start

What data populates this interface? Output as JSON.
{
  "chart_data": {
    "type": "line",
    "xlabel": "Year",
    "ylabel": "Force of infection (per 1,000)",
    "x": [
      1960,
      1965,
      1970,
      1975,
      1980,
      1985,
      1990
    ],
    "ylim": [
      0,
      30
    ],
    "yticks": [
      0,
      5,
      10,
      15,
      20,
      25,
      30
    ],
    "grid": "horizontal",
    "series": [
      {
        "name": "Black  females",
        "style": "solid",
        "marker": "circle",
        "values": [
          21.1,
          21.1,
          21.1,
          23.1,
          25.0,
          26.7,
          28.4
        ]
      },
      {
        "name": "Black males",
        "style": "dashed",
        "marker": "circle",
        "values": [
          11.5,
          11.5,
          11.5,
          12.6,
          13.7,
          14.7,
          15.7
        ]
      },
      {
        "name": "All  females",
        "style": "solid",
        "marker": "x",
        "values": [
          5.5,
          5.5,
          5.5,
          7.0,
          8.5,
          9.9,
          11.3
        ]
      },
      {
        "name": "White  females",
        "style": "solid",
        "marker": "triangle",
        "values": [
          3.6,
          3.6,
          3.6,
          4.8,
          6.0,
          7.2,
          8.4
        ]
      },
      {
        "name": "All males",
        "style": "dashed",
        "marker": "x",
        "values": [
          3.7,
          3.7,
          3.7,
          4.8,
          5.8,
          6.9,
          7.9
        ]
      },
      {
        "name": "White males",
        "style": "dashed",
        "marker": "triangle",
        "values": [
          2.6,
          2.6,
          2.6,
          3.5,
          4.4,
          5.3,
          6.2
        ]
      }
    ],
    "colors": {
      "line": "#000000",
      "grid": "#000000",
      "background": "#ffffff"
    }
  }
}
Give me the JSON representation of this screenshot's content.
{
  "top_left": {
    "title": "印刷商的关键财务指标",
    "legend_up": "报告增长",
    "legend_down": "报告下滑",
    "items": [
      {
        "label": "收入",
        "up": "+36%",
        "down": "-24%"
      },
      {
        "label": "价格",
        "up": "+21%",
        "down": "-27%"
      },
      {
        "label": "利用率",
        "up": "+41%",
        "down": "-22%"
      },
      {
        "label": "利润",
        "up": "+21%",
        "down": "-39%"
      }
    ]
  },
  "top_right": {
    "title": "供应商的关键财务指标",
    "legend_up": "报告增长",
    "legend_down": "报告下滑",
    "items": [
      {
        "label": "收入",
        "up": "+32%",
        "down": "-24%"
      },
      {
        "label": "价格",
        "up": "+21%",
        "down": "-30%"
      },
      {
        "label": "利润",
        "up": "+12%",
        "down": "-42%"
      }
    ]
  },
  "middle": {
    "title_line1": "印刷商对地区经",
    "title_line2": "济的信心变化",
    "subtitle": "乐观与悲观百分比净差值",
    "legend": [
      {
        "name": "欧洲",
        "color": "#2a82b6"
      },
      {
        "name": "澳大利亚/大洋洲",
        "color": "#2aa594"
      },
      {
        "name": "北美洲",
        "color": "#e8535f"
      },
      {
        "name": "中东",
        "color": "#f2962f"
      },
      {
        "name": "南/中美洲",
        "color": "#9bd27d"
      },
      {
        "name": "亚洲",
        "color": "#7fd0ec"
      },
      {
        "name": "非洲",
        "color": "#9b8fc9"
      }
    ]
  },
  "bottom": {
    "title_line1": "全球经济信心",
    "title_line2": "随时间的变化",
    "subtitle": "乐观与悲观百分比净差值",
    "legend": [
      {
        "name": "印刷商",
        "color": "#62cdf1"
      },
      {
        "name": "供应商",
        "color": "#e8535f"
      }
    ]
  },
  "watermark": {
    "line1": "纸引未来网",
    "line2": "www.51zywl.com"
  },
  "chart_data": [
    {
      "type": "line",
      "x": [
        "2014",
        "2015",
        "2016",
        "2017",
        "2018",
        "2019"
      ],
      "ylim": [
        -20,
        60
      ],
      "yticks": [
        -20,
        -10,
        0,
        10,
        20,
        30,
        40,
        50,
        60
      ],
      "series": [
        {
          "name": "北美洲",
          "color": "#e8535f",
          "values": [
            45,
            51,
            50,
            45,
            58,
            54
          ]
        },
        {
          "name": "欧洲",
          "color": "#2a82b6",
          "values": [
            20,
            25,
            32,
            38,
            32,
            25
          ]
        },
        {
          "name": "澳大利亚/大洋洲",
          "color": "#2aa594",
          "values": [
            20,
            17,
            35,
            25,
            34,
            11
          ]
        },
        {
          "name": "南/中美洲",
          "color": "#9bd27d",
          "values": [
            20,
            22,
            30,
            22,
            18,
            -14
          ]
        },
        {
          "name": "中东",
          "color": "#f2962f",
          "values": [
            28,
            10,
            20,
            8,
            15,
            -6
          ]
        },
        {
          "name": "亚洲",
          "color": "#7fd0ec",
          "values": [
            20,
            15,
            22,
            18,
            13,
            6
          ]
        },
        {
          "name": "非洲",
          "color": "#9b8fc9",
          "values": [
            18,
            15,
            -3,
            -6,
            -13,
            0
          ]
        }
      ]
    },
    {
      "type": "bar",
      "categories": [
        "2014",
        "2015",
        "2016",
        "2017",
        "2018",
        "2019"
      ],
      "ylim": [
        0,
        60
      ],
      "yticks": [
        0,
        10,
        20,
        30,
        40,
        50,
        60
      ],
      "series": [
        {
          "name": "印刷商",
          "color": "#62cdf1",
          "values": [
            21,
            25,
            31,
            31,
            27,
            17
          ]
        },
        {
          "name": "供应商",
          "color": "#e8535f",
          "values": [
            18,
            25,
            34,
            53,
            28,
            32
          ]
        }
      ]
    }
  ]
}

end

*Task prompt:*
Using the records given above, list every line that includes the word "Black".

*Final answer:*
        "name": "Black  females",
        "name": "Black males",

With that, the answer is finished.